Locate the lines of the listing below that hold "Adjust", then copy each of them.

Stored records
---

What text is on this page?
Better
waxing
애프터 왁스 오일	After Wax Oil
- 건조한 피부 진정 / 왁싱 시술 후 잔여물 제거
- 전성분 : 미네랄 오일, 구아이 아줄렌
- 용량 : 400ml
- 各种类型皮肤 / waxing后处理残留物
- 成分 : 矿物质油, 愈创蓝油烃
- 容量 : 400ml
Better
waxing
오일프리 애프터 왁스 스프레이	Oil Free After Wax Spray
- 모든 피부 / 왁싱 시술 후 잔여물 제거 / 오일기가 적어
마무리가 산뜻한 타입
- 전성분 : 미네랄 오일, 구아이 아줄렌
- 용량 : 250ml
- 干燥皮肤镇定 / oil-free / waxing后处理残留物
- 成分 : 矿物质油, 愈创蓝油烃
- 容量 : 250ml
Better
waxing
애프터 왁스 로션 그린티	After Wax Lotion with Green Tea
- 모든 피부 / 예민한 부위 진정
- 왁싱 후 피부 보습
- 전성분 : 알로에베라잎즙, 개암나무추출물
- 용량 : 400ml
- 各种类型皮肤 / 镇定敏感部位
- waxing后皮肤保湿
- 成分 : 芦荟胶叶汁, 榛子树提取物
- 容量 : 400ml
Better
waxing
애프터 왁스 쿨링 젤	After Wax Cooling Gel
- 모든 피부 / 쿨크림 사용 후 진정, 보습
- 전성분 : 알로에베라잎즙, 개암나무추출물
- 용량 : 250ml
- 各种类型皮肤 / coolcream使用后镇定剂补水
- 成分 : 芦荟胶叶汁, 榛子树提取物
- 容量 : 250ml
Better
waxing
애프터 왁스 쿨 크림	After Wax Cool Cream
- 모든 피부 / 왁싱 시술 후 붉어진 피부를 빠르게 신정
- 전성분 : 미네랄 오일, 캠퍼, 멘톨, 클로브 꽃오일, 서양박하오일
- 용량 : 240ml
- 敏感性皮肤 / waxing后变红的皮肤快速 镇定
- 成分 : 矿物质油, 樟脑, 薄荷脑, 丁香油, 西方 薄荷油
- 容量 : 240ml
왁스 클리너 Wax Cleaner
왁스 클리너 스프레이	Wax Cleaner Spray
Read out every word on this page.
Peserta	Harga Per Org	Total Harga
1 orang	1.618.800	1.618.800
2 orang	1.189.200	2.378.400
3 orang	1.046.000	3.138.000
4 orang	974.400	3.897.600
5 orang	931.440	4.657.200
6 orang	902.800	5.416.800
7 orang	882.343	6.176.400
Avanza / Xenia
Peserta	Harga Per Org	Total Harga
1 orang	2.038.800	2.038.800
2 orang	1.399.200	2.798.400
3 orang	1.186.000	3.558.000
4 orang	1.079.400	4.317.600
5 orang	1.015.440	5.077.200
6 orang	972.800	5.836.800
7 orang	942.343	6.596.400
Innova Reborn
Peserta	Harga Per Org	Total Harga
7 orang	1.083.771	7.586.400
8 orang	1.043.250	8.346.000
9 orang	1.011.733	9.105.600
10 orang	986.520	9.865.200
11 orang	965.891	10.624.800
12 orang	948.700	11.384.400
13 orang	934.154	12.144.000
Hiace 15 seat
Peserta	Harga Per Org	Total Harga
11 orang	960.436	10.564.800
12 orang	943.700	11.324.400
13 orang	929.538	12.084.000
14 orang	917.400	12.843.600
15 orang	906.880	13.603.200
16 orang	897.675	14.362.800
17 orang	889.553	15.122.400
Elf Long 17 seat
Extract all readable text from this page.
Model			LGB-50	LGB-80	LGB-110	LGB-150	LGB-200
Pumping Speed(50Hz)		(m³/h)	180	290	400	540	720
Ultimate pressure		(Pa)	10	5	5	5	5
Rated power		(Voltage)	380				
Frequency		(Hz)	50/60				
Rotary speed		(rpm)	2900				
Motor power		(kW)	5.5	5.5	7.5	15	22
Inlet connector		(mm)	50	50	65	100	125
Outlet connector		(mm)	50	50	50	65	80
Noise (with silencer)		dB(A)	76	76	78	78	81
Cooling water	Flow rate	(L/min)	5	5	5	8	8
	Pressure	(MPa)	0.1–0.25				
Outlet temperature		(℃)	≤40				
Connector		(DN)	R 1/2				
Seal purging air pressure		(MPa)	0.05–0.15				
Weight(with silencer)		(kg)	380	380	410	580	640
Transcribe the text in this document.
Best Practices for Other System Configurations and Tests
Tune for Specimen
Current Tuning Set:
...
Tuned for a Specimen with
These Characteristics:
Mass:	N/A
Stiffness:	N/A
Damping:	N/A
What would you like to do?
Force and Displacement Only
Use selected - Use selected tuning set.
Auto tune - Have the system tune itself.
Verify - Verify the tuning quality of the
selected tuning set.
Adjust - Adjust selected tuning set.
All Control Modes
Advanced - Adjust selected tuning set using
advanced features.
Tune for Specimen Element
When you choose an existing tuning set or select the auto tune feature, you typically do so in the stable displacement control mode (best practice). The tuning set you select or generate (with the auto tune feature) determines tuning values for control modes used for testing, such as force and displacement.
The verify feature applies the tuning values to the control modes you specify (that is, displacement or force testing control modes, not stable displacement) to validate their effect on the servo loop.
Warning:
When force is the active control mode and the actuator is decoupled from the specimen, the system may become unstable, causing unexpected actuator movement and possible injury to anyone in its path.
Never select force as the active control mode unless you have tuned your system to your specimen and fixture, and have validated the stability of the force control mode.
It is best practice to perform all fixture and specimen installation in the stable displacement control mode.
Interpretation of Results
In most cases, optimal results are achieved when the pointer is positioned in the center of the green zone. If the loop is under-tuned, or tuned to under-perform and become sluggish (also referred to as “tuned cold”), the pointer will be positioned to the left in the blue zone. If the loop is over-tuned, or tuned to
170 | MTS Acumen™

---

» **Task answer**
Adjust - Adjust selected tuning set.
Advanced - Adjust selected tuning set using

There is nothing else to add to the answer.